**Set exercise**. Rename "x-tick-label" to "x-axis-tick" in the items starting at the line containing "x-tick-label: 15 xyxy=(1354,1418,1389,1453)" and ending at the line containing "y-tick-label: 40 xyxy=(108,518,143,554)". Give only those lines, with nothing else changed.

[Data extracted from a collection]
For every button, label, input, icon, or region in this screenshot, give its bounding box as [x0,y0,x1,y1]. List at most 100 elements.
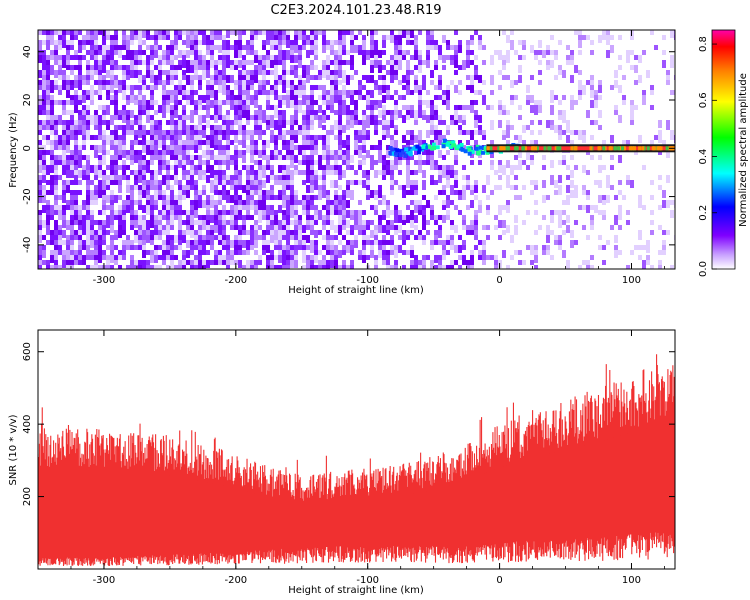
heatmap-cell [350,260,354,265]
heatmap-cell [582,135,586,143]
heatmap-cell [422,115,426,120]
heatmap-cell [222,220,226,225]
heatmap-cell [58,210,62,215]
heatmap-cell [274,135,278,140]
heatmap-cell [234,130,238,135]
heatmap-cell [338,240,342,245]
heatmap-cell [202,220,206,225]
heatmap-cell [54,160,58,165]
heatmap-cell [298,55,302,63]
heatmap-cell [342,260,346,265]
heatmap-cell [74,135,78,140]
heatmap-cell [326,70,330,75]
heatmap-cell [414,110,418,118]
heatmap-cell [226,40,230,45]
heatmap-cell [182,40,186,45]
heatmap-cell [338,225,342,230]
heatmap-cell [194,255,198,260]
heatmap-cell [270,35,274,40]
heatmap-cell [442,55,446,63]
heatmap-cell [630,50,634,55]
heatmap-cell [206,250,210,255]
heatmap-cell [62,145,66,150]
heatmap-cell [290,175,294,180]
heatmap-cell [330,220,334,225]
heatmap-cell [378,185,382,193]
heatmap-cell [358,130,362,135]
heatmap-cell [142,245,146,250]
heatmap-cell [98,30,102,35]
heatmap-cell [206,260,210,268]
heatmap-cell [150,185,154,190]
heatmap-cell [146,195,150,200]
heatmap-cell [558,125,562,133]
heatmap-cell [110,80,114,85]
heatmap-cell [198,250,202,255]
heatmap-cell [78,240,82,248]
heatmap-cell [186,100,190,105]
heatmap-cell [430,115,434,120]
heatmap-cell [150,50,154,55]
signal-blob [435,145,440,150]
heatmap-cell [474,130,478,135]
heatmap-cell [278,245,282,250]
heatmap-cell [362,85,366,90]
heatmap-cell [306,165,310,173]
heatmap-cell [74,105,78,113]
heatmap-cell [206,205,210,210]
heatmap-cell [234,210,238,215]
heatmap-cell [238,150,242,158]
heatmap-cell [358,230,362,235]
heatmap-cell [82,80,86,85]
heatmap-cell [442,35,446,43]
heatmap-cell [334,135,338,140]
heatmap-cell [46,135,50,143]
heatmap-cell [66,40,70,48]
heatmap-cell [190,85,194,90]
heatmap-cell [334,70,338,78]
heatmap-cell [58,65,62,73]
heatmap-cell [134,65,138,70]
heatmap-cell [114,255,118,260]
heatmap-cell [166,215,170,223]
signal-blob [476,151,481,156]
heatmap-cell [222,45,226,50]
heatmap-cell [78,125,82,130]
heatmap-cell [374,235,378,243]
heatmap-cell [70,210,74,215]
heatmap-cell [626,175,630,180]
heatmap-cell [74,195,78,200]
heatmap-cell [166,200,170,205]
heatmap-cell [566,125,570,133]
heatmap-cell [410,190,414,195]
heatmap-cell [214,145,218,150]
heatmap-cell [90,65,94,70]
heatmap-cell [42,65,46,73]
heatmap-cell [98,85,102,90]
heatmap-cell [194,60,198,65]
heatmap-cell [554,190,558,195]
heatmap-cell [558,220,562,228]
heatmap-cell [154,255,158,263]
heatmap-cell [250,185,254,190]
heatmap-cell [314,195,318,200]
heatmap-cell [422,195,426,200]
heatmap-cell [546,60,550,65]
heatmap-cell [174,170,178,175]
heatmap-cell [38,260,42,268]
heatmap-cell [74,230,78,235]
heatmap-cell [362,45,366,50]
heatmap-cell [258,110,262,115]
heatmap-cell [266,260,270,265]
heatmap-cell [446,250,450,255]
heatmap-cell [226,100,230,105]
heatmap-cell [274,215,278,220]
heatmap-cell [578,70,582,75]
heatmap-cell [414,215,418,223]
heatmap-cell [50,215,54,220]
heatmap-cell [422,220,426,225]
heatmap-cell [70,265,74,269]
heatmap-cell [394,75,398,80]
heatmap-cell [282,60,286,68]
heatmap-cell [658,265,662,269]
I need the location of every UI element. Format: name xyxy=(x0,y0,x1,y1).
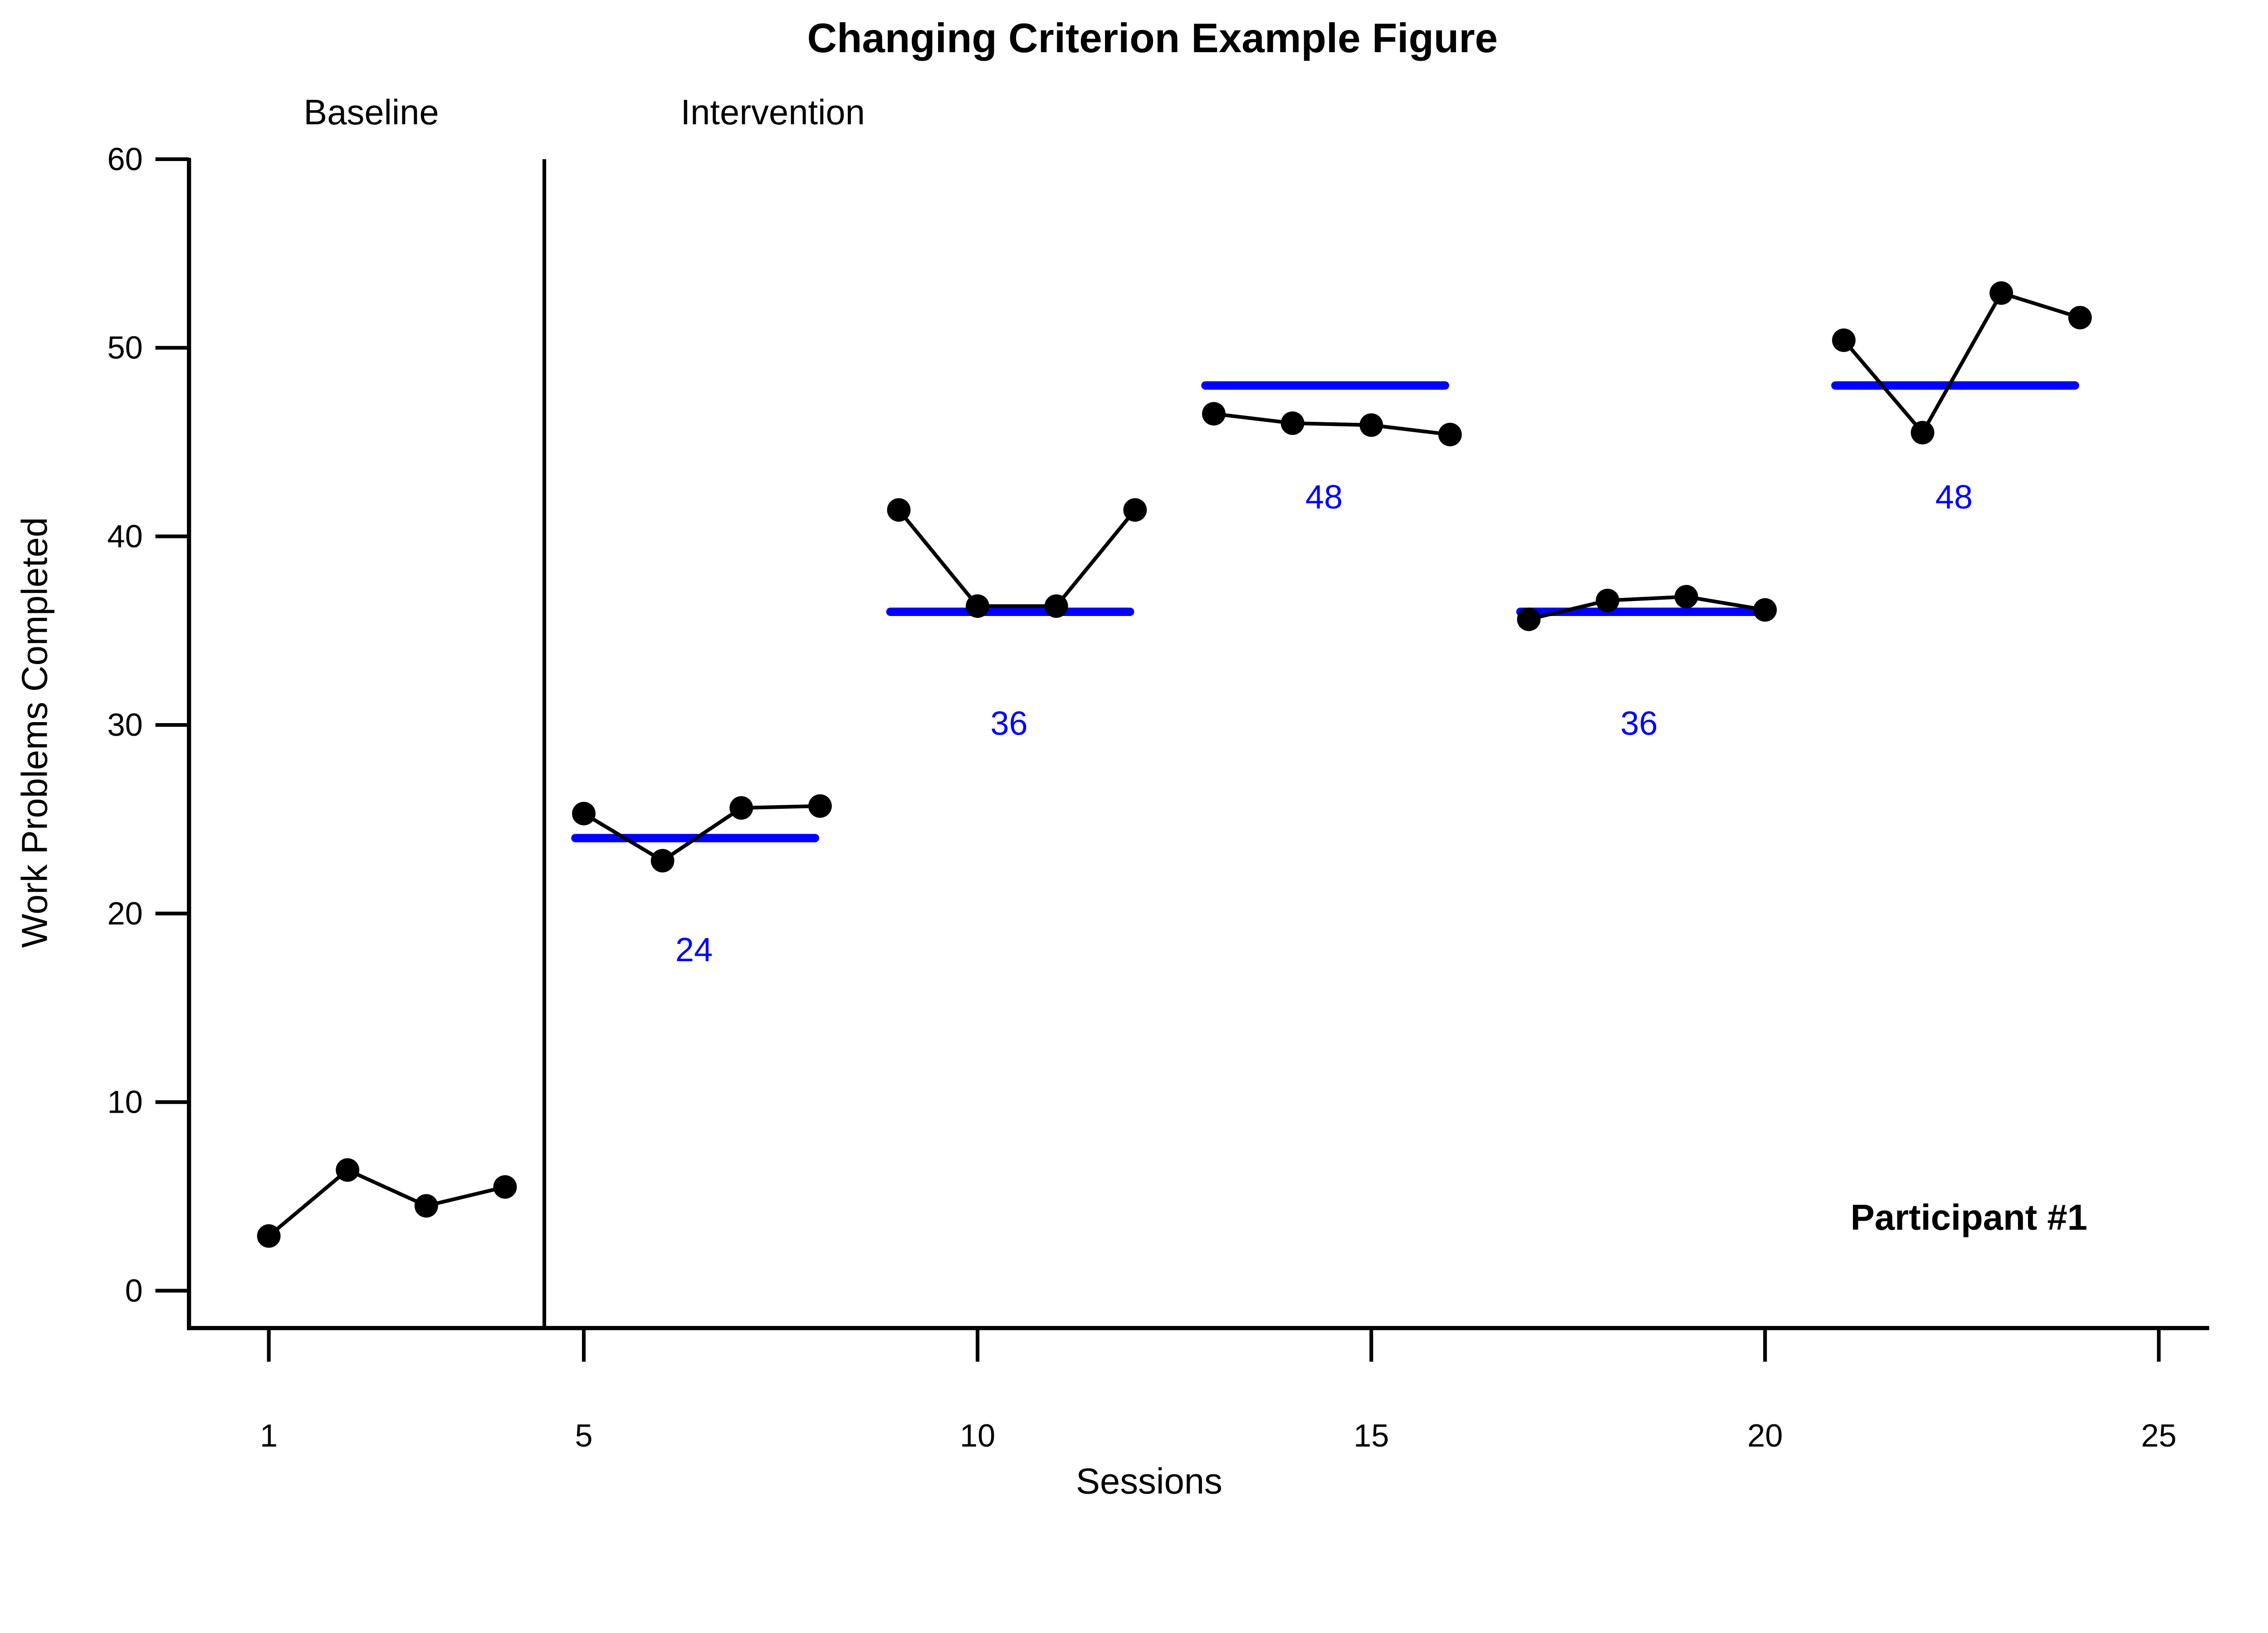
x-tick-label: 15 xyxy=(1354,1418,1389,1453)
x-tick-label: 1 xyxy=(260,1418,278,1453)
criterion-label-criterion-48: 48 xyxy=(1305,478,1343,516)
y-tick-label: 50 xyxy=(108,330,143,366)
x-tick-label: 20 xyxy=(1747,1418,1783,1453)
data-point-session-21 xyxy=(1832,328,1856,352)
y-axis-label: Work Problems Completed xyxy=(15,517,55,948)
y-tick-label: 40 xyxy=(108,518,143,554)
data-point-session-9 xyxy=(887,498,911,522)
criterion-lines: 24 36 48 36 48 xyxy=(571,381,2079,968)
data-point-session-2 xyxy=(336,1158,360,1182)
data-point-session-13 xyxy=(1202,402,1226,426)
data-point-session-20 xyxy=(1753,598,1777,622)
data-point-session-18 xyxy=(1596,588,1619,612)
y-tick-label: 0 xyxy=(125,1272,143,1308)
criterion-label-criterion-36: 36 xyxy=(990,704,1027,742)
y-tick-label: 10 xyxy=(108,1084,143,1120)
data-point-session-14 xyxy=(1281,411,1305,435)
x-tick-label: 10 xyxy=(960,1418,995,1453)
data-line-criterion-48 xyxy=(1213,412,1451,436)
data-point-session-12 xyxy=(1123,498,1147,522)
data-point-session-1 xyxy=(257,1224,281,1248)
data-point-session-3 xyxy=(414,1194,438,1218)
y-tick-label: 60 xyxy=(108,141,143,177)
data-point-session-5 xyxy=(572,802,596,826)
data-line-criterion-48-2 xyxy=(1842,291,2081,435)
data-line-criterion-36-2 xyxy=(1528,595,1765,621)
chart-title: Changing Criterion Example Figure xyxy=(807,15,1498,61)
data-line-baseline xyxy=(267,1168,506,1237)
data-point-session-19 xyxy=(1674,585,1698,609)
y-tick-label: 30 xyxy=(108,707,143,743)
criterion-label-criterion-48-2: 48 xyxy=(1936,478,1973,516)
data-point-session-7 xyxy=(729,796,753,820)
data-point-session-11 xyxy=(1044,594,1068,618)
x-tick-label: 25 xyxy=(2141,1418,2176,1453)
data-point-session-16 xyxy=(1438,422,1462,446)
phase-label-baseline: Baseline xyxy=(303,93,439,132)
data-point-session-23 xyxy=(1989,281,2013,305)
data-point-session-6 xyxy=(650,849,675,873)
data-point-session-8 xyxy=(808,794,832,818)
phase-label-intervention: Intervention xyxy=(681,93,865,132)
data-series xyxy=(257,281,2092,1248)
chart-canvas: Changing Criterion Example Figure Baseli… xyxy=(14,15,2209,1501)
data-point-session-10 xyxy=(966,594,990,618)
data-line-criterion-24 xyxy=(582,804,820,863)
data-point-session-17 xyxy=(1517,607,1541,631)
participant-annotation: Participant #1 xyxy=(1851,1197,2087,1237)
criterion-label-criterion-36-2: 36 xyxy=(1620,704,1657,742)
data-line-criterion-36 xyxy=(897,508,1137,608)
criterion-label-criterion-24: 24 xyxy=(675,931,713,968)
x-axis-label: Sessions xyxy=(1076,1461,1222,1501)
changing-criterion-figure: Changing Criterion Example Figure Baseli… xyxy=(14,15,2209,1501)
data-point-session-24 xyxy=(2068,306,2092,330)
y-tick-label: 20 xyxy=(108,895,143,931)
data-point-session-22 xyxy=(1911,420,1935,445)
data-point-session-4 xyxy=(493,1175,517,1199)
data-point-session-15 xyxy=(1359,413,1383,437)
x-tick-label: 5 xyxy=(575,1418,592,1453)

**The response**.
x-axis-tick: 15 xyxy=(1354,1418,1389,1453)
x-axis-tick: 1 xyxy=(260,1418,278,1453)
criterion-label-criterion-48: 48 xyxy=(1305,478,1343,516)
y-tick-label: 50 xyxy=(108,330,143,366)
x-axis-tick: 20 xyxy=(1747,1418,1783,1453)
data-point-session-21 xyxy=(1832,328,1856,352)
y-axis-label: Work Problems Completed xyxy=(15,517,55,948)
y-tick-label: 40 xyxy=(108,518,143,554)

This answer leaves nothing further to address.